#### Set problem
Every entry that follows needs to be repeated exactly.

Items from a data source:

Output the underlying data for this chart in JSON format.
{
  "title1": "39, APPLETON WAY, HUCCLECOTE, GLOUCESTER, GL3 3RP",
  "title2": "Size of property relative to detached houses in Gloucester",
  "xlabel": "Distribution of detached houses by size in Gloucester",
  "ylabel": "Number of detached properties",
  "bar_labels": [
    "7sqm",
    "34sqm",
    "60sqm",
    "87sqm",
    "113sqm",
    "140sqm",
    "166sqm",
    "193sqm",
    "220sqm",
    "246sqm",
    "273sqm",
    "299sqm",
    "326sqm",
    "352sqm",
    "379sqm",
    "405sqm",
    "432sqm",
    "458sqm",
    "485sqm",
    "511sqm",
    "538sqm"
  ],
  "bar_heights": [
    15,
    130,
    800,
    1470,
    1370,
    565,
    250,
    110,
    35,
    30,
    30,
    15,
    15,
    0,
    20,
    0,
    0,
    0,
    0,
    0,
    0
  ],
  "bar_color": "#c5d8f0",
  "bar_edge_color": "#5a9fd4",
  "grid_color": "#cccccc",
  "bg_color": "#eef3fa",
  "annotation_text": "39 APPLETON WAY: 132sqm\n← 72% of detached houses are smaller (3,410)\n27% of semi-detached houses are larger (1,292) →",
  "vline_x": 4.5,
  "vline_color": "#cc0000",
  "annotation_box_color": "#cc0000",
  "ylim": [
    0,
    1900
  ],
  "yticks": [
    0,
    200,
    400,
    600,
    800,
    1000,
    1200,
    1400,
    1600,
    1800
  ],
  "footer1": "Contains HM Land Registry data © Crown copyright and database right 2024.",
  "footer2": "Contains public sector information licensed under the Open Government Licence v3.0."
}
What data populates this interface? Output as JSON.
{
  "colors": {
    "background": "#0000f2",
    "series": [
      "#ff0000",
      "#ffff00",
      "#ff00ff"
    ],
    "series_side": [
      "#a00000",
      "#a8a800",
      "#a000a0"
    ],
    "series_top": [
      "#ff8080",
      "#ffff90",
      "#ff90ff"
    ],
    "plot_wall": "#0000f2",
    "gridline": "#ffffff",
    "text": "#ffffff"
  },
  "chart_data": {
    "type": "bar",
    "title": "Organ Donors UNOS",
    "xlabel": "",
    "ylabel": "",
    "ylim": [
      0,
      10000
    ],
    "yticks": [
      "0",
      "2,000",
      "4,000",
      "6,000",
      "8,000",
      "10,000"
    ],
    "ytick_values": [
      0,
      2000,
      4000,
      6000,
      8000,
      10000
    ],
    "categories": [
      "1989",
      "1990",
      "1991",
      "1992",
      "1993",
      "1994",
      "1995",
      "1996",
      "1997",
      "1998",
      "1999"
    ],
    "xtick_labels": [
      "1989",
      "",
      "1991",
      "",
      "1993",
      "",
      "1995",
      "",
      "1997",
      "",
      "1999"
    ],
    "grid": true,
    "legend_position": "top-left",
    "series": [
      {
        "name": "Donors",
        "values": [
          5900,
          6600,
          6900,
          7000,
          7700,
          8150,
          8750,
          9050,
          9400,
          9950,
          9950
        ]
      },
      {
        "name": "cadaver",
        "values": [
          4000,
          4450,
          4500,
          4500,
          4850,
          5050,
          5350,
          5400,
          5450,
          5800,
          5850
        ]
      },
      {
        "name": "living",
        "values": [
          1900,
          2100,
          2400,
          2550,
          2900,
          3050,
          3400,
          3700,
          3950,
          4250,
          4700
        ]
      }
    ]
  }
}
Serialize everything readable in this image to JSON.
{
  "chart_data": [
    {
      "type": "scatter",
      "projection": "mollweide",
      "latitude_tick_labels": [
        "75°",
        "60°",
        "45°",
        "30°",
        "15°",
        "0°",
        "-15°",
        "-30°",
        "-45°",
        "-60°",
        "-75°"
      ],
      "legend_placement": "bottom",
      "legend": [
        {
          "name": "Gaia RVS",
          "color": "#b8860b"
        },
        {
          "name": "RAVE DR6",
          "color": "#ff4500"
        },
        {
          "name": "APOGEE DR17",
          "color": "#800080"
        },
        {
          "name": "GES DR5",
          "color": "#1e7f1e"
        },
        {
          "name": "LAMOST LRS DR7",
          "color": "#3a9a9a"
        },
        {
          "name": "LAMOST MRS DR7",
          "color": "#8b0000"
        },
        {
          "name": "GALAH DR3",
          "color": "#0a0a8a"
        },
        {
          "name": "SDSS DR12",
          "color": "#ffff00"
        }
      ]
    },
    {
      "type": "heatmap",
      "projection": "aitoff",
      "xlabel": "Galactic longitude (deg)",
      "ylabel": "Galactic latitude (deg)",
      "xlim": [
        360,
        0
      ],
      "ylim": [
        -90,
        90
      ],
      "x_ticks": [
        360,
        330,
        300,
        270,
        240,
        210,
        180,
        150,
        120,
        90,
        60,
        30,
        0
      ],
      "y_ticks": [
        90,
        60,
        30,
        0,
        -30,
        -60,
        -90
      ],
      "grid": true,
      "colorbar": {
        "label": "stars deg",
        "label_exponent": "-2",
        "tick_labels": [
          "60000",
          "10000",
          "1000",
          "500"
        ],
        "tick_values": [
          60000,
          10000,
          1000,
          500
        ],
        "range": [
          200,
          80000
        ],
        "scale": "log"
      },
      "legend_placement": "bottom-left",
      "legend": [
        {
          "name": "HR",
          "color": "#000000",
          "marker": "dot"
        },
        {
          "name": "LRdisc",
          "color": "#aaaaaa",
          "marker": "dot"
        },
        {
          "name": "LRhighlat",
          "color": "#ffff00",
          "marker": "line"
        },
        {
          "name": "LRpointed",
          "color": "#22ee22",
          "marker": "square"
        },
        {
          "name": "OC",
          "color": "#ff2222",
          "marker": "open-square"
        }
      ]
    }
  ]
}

#### Written solution
Output the underlying data for this chart in JSON format.
{
  "title1": "39, APPLETON WAY, HUCCLECOTE, GLOUCESTER, GL3 3RP",
  "title2": "Size of property relative to detached houses in Gloucester",
  "xlabel": "Distribution of detached houses by size in Gloucester",
  "ylabel": "Number of detached properties",
  "bar_labels": [
    "7sqm",
    "34sqm",
    "60sqm",
    "87sqm",
    "113sqm",
    "140sqm",
    "166sqm",
    "193sqm",
    "220sqm",
    "246sqm",
    "273sqm",
    "299sqm",
    "326sqm",
    "352sqm",
    "379sqm",
    "405sqm",
    "432sqm",
    "458sqm",
    "485sqm",
    "511sqm",
    "538sqm"
  ],
  "bar_heights": [
    15,
    130,
    800,
    1470,
    1370,
    565,
    250,
    110,
    35,
    30,
    30,
    15,
    15,
    0,
    20,
    0,
    0,
    0,
    0,
    0,
    0
  ],
  "bar_color": "#c5d8f0",
  "bar_edge_color": "#5a9fd4",
  "grid_color": "#cccccc",
  "bg_color": "#eef3fa",
  "annotation_text": "39 APPLETON WAY: 132sqm\n← 72% of detached houses are smaller (3,410)\n27% of semi-detached houses are larger (1,292) →",
  "vline_x": 4.5,
  "vline_color": "#cc0000",
  "annotation_box_color": "#cc0000",
  "ylim": [
    0,
    1900
  ],
  "yticks": [
    0,
    200,
    400,
    600,
    800,
    1000,
    1200,
    1400,
    1600,
    1800
  ],
  "footer1": "Contains HM Land Registry data © Crown copyright and database right 2024.",
  "footer2": "Contains public sector information licensed under the Open Government Licence v3.0."
}
What data populates this interface? Output as JSON.
{
  "colors": {
    "background": "#0000f2",
    "series": [
      "#ff0000",
      "#ffff00",
      "#ff00ff"
    ],
    "series_side": [
      "#a00000",
      "#a8a800",
      "#a000a0"
    ],
    "series_top": [
      "#ff8080",
      "#ffff90",
      "#ff90ff"
    ],
    "plot_wall": "#0000f2",
    "gridline": "#ffffff",
    "text": "#ffffff"
  },
  "chart_data": {
    "type": "bar",
    "title": "Organ Donors UNOS",
    "xlabel": "",
    "ylabel": "",
    "ylim": [
      0,
      10000
    ],
    "yticks": [
      "0",
      "2,000",
      "4,000",
      "6,000",
      "8,000",
      "10,000"
    ],
    "ytick_values": [
      0,
      2000,
      4000,
      6000,
      8000,
      10000
    ],
    "categories": [
      "1989",
      "1990",
      "1991",
      "1992",
      "1993",
      "1994",
      "1995",
      "1996",
      "1997",
      "1998",
      "1999"
    ],
    "xtick_labels": [
      "1989",
      "",
      "1991",
      "",
      "1993",
      "",
      "1995",
      "",
      "1997",
      "",
      "1999"
    ],
    "grid": true,
    "legend_position": "top-left",
    "series": [
      {
        "name": "Donors",
        "values": [
          5900,
          6600,
          6900,
          7000,
          7700,
          8150,
          8750,
          9050,
          9400,
          9950,
          9950
        ]
      },
      {
        "name": "cadaver",
        "values": [
          4000,
          4450,
          4500,
          4500,
          4850,
          5050,
          5350,
          5400,
          5450,
          5800,
          5850
        ]
      },
      {
        "name": "living",
        "values": [
          1900,
          2100,
          2400,
          2550,
          2900,
          3050,
          3400,
          3700,
          3950,
          4250,
          4700
        ]
      }
    ]
  }
}
Serialize everything readable in this image to JSON.
{
  "chart_data": [
    {
      "type": "scatter",
      "projection": "mollweide",
      "latitude_tick_labels": [
        "75°",
        "60°",
        "45°",
        "30°",
        "15°",
        "0°",
        "-15°",
        "-30°",
        "-45°",
        "-60°",
        "-75°"
      ],
      "legend_placement": "bottom",
      "legend": [
        {
          "name": "Gaia RVS",
          "color": "#b8860b"
        },
        {
          "name": "RAVE DR6",
          "color": "#ff4500"
        },
        {
          "name": "APOGEE DR17",
          "color": "#800080"
        },
        {
          "name": "GES DR5",
          "color": "#1e7f1e"
        },
        {
          "name": "LAMOST LRS DR7",
          "color": "#3a9a9a"
        },
        {
          "name": "LAMOST MRS DR7",
          "color": "#8b0000"
        },
        {
          "name": "GALAH DR3",
          "color": "#0a0a8a"
        },
        {
          "name": "SDSS DR12",
          "color": "#ffff00"
        }
      ]
    },
    {
      "type": "heatmap",
      "projection": "aitoff",
      "xlabel": "Galactic longitude (deg)",
      "ylabel": "Galactic latitude (deg)",
      "xlim": [
        360,
        0
      ],
      "ylim": [
        -90,
        90
      ],
      "x_ticks": [
        360,
        330,
        300,
        270,
        240,
        210,
        180,
        150,
        120,
        90,
        60,
        30,
        0
      ],
      "y_ticks": [
        90,
        60,
        30,
        0,
        -30,
        -60,
        -90
      ],
      "grid": true,
      "colorbar": {
        "label": "stars deg",
        "label_exponent": "-2",
        "tick_labels": [
          "60000",
          "10000",
          "1000",
          "500"
        ],
        "tick_values": [
          60000,
          10000,
          1000,
          500
        ],
        "range": [
          200,
          80000
        ],
        "scale": "log"
      },
      "legend_placement": "bottom-left",
      "legend": [
        {
          "name": "HR",
          "color": "#000000",
          "marker": "dot"
        },
        {
          "name": "LRdisc",
          "color": "#aaaaaa",
          "marker": "dot"
        },
        {
          "name": "LRhighlat",
          "color": "#ffff00",
          "marker": "line"
        },
        {
          "name": "LRpointed",
          "color": "#22ee22",
          "marker": "square"
        },
        {
          "name": "OC",
          "color": "#ff2222",
          "marker": "open-square"
        }
      ]
    }
  ]
}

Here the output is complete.